* Work to do
Give back the records below exactly, every one, with no pictures.

=== Provided data ===

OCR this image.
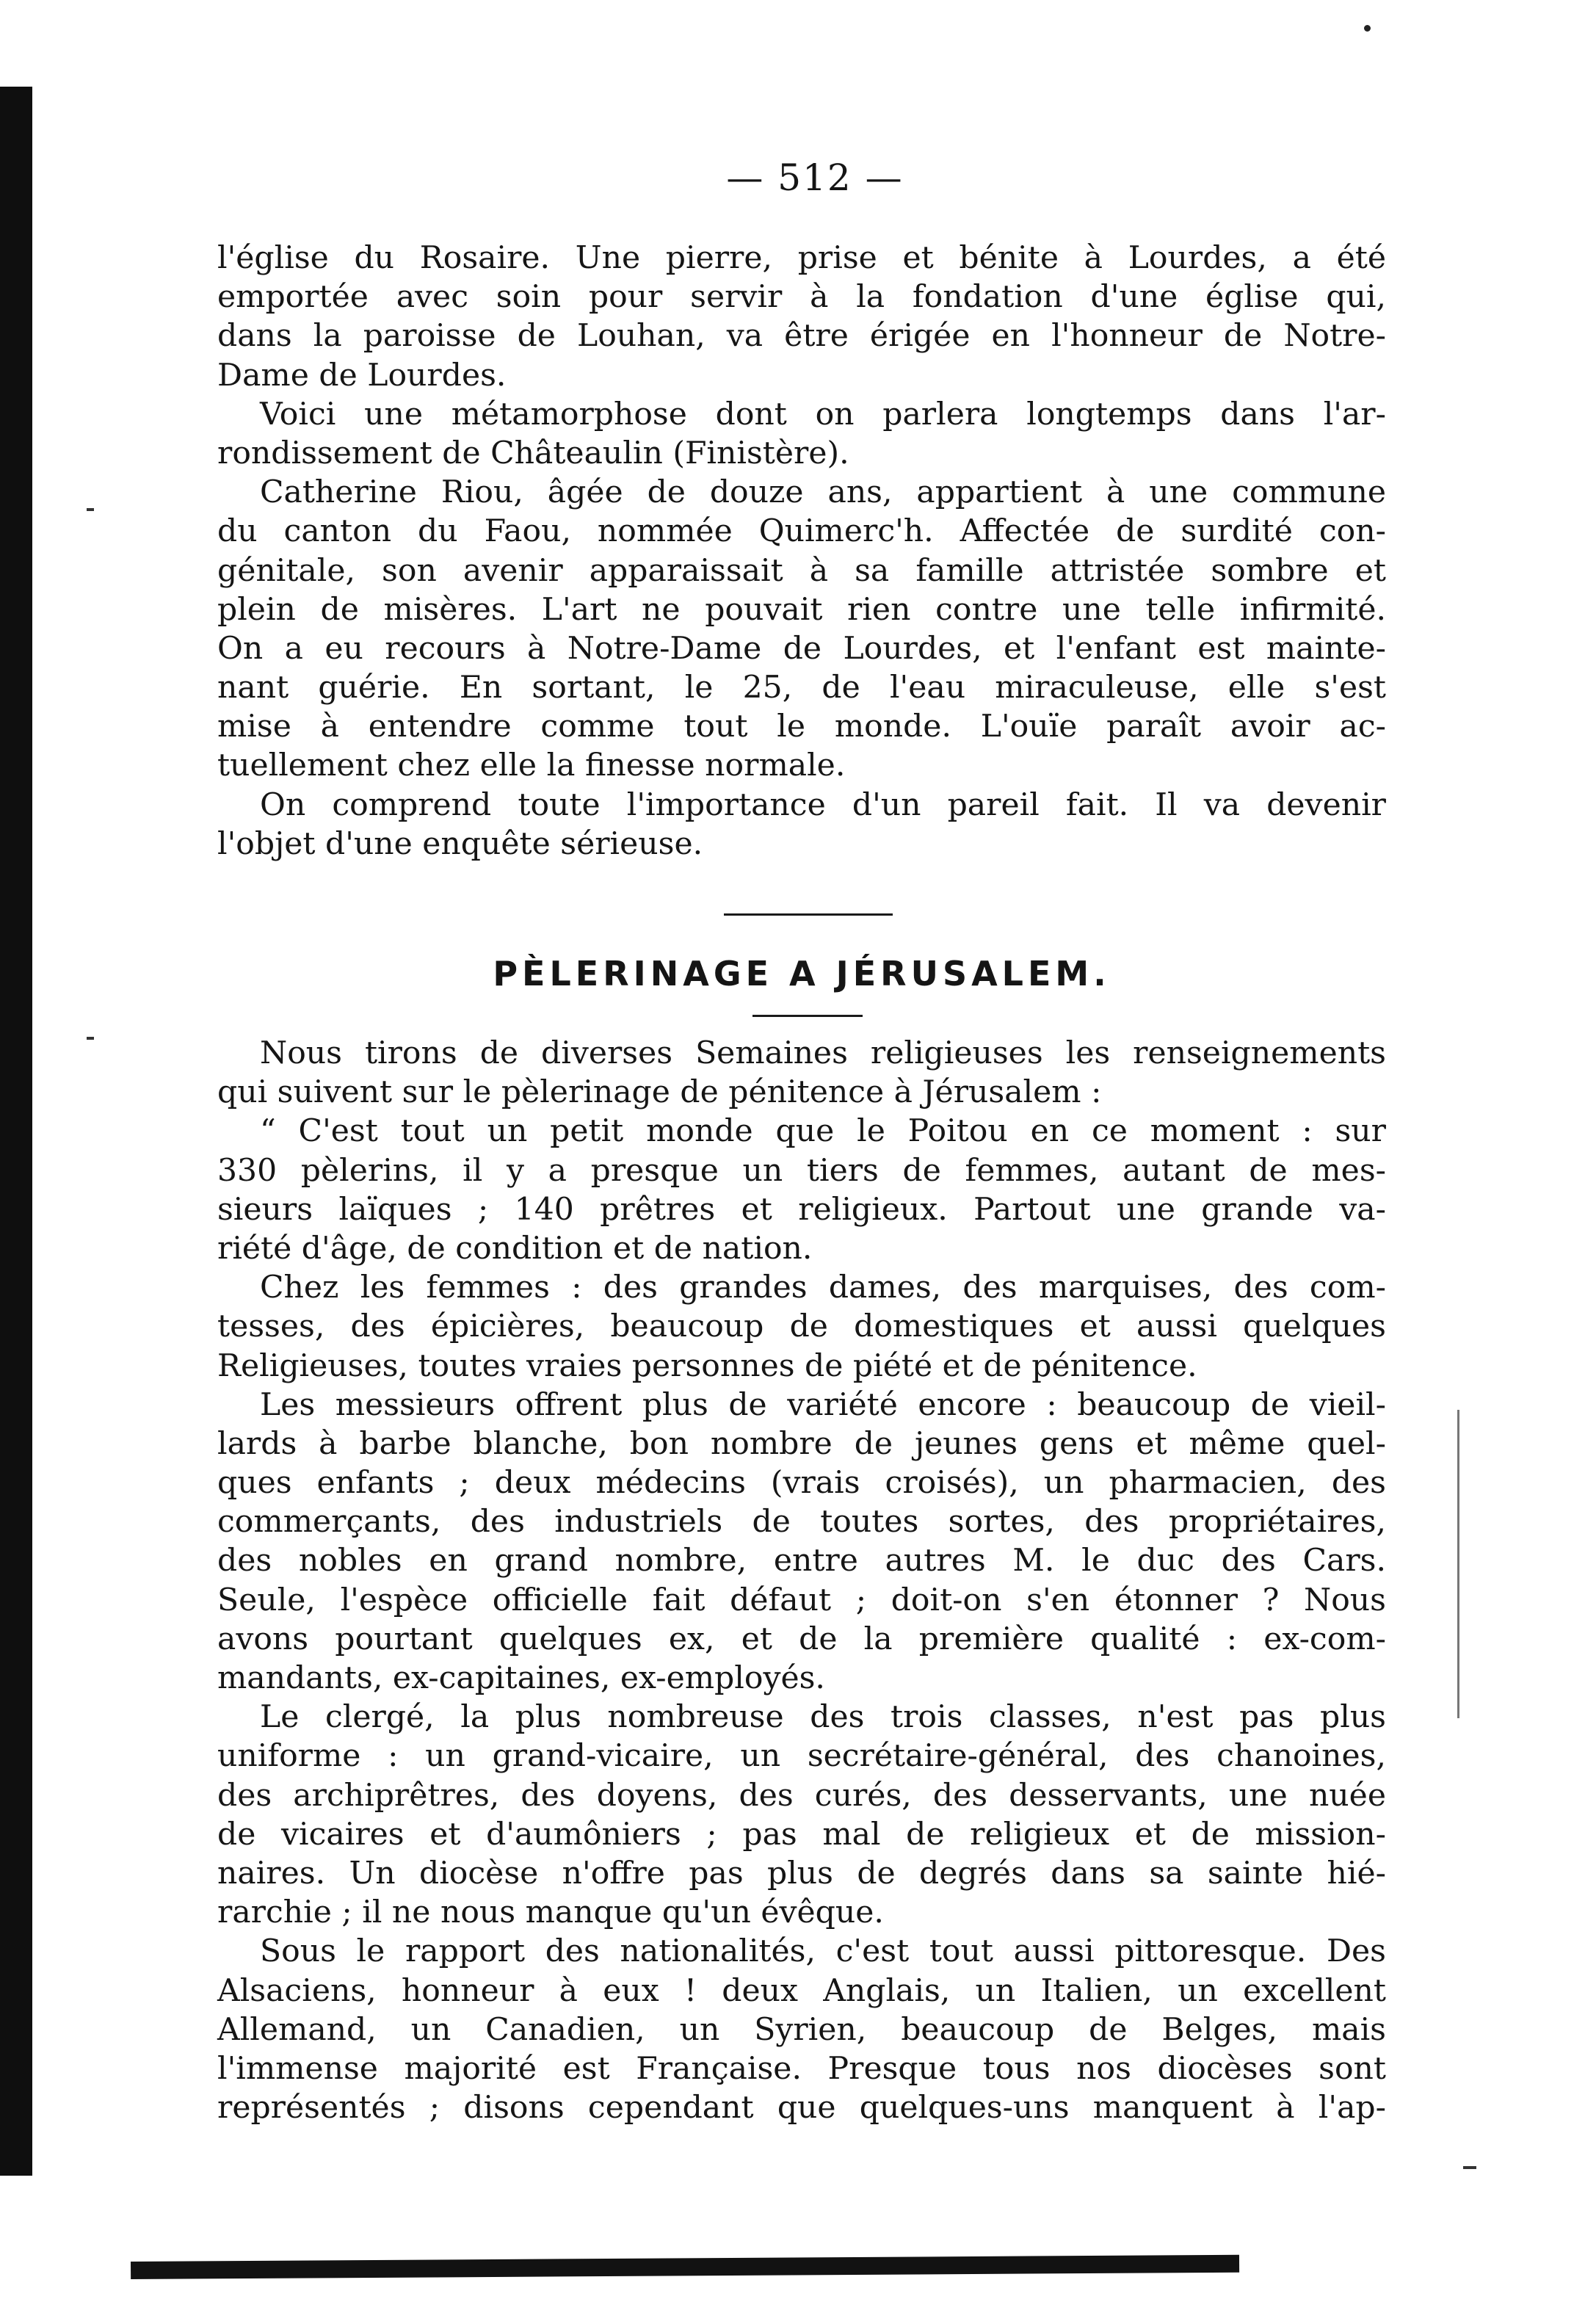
— 512 —
l'église du Rosaire. Une pierre, prise et bénite à Lourdes, a été
emportée avec soin pour servir à la fondation d'une église qui,
dans la paroisse de Louhan, va être érigée en l'honneur de Notre-
Dame de Lourdes.
Voici une métamorphose dont on parlera longtemps dans l'ar-
rondissement de Châteaulin (Finistère).
Catherine Riou, âgée de douze ans, appartient à une commune
du canton du Faou, nommée Quimerc'h. Affectée de surdité con-
génitale, son avenir apparaissait à sa famille attristée sombre et
plein de misères. L'art ne pouvait rien contre une telle infirmité.
On a eu recours à Notre-Dame de Lourdes, et l'enfant est mainte-
nant guérie. En sortant, le 25, de l'eau miraculeuse, elle s'est
mise à entendre comme tout le monde. L'ouïe paraît avoir ac-
tuellement chez elle la finesse normale.
On comprend toute l'importance d'un pareil fait. Il va devenir
l'objet d'une enquête sérieuse.
PÈLERINAGE A JÉRUSALEM.
Nous tirons de diverses Semaines religieuses les renseignements
qui suivent sur le pèlerinage de pénitence à Jérusalem :
“ C'est tout un petit monde que le Poitou en ce moment : sur
330 pèlerins, il y a presque un tiers de femmes, autant de mes-
sieurs laïques ; 140 prêtres et religieux. Partout une grande va-
riété d'âge, de condition et de nation.
Chez les femmes : des grandes dames, des marquises, des com-
tesses, des épicières, beaucoup de domestiques et aussi quelques
Religieuses, toutes vraies personnes de piété et de pénitence.
Les messieurs offrent plus de variété encore : beaucoup de vieil-
lards à barbe blanche, bon nombre de jeunes gens et même quel-
ques enfants ; deux médecins (vrais croisés), un pharmacien, des
commerçants, des industriels de toutes sortes, des propriétaires,
des nobles en grand nombre, entre autres M. le duc des Cars.
Seule, l'espèce officielle fait défaut ; doit-on s'en étonner ? Nous
avons pourtant quelques ex, et de la première qualité : ex-com-
mandants, ex-capitaines, ex-employés.
Le clergé, la plus nombreuse des trois classes, n'est pas plus
uniforme : un grand-vicaire, un secrétaire-général, des chanoines,
des archiprêtres, des doyens, des curés, des desservants, une nuée
de vicaires et d'aumôniers ; pas mal de religieux et de mission-
naires. Un diocèse n'offre pas plus de degrés dans sa sainte hié-
rarchie ; il ne nous manque qu'un évêque.
Sous le rapport des nationalités, c'est tout aussi pittoresque. Des
Alsaciens, honneur à eux ! deux Anglais, un Italien, un excellent
Allemand, un Canadien, un Syrien, beaucoup de Belges, mais
l'immense majorité est Française. Presque tous nos diocèses sont
représentés ; disons cependant que quelques-uns manquent à l'ap-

===

* Response
OCR this image.
— 512 —
l'église du Rosaire. Une pierre, prise et bénite à Lourdes, a été
emportée avec soin pour servir à la fondation d'une église qui,
dans la paroisse de Louhan, va être érigée en l'honneur de Notre-
Dame de Lourdes.
Voici une métamorphose dont on parlera longtemps dans l'ar-
rondissement de Châteaulin (Finistère).
Catherine Riou, âgée de douze ans, appartient à une commune
du canton du Faou, nommée Quimerc'h. Affectée de surdité con-
génitale, son avenir apparaissait à sa famille attristée sombre et
plein de misères. L'art ne pouvait rien contre une telle infirmité.
On a eu recours à Notre-Dame de Lourdes, et l'enfant est mainte-
nant guérie. En sortant, le 25, de l'eau miraculeuse, elle s'est
mise à entendre comme tout le monde. L'ouïe paraît avoir ac-
tuellement chez elle la finesse normale.
On comprend toute l'importance d'un pareil fait. Il va devenir
l'objet d'une enquête sérieuse.
PÈLERINAGE A JÉRUSALEM.
Nous tirons de diverses Semaines religieuses les renseignements
qui suivent sur le pèlerinage de pénitence à Jérusalem :
“ C'est tout un petit monde que le Poitou en ce moment : sur
330 pèlerins, il y a presque un tiers de femmes, autant de mes-
sieurs laïques ; 140 prêtres et religieux. Partout une grande va-
riété d'âge, de condition et de nation.
Chez les femmes : des grandes dames, des marquises, des com-
tesses, des épicières, beaucoup de domestiques et aussi quelques
Religieuses, toutes vraies personnes de piété et de pénitence.
Les messieurs offrent plus de variété encore : beaucoup de vieil-
lards à barbe blanche, bon nombre de jeunes gens et même quel-
ques enfants ; deux médecins (vrais croisés), un pharmacien, des
commerçants, des industriels de toutes sortes, des propriétaires,
des nobles en grand nombre, entre autres M. le duc des Cars.
Seule, l'espèce officielle fait défaut ; doit-on s'en étonner ? Nous
avons pourtant quelques ex, et de la première qualité : ex-com-
mandants, ex-capitaines, ex-employés.
Le clergé, la plus nombreuse des trois classes, n'est pas plus
uniforme : un grand-vicaire, un secrétaire-général, des chanoines,
des archiprêtres, des doyens, des curés, des desservants, une nuée
de vicaires et d'aumôniers ; pas mal de religieux et de mission-
naires. Un diocèse n'offre pas plus de degrés dans sa sainte hié-
rarchie ; il ne nous manque qu'un évêque.
Sous le rapport des nationalités, c'est tout aussi pittoresque. Des
Alsaciens, honneur à eux ! deux Anglais, un Italien, un excellent
Allemand, un Canadien, un Syrien, beaucoup de Belges, mais
l'immense majorité est Française. Presque tous nos diocèses sont
représentés ; disons cependant que quelques-uns manquent à l'ap-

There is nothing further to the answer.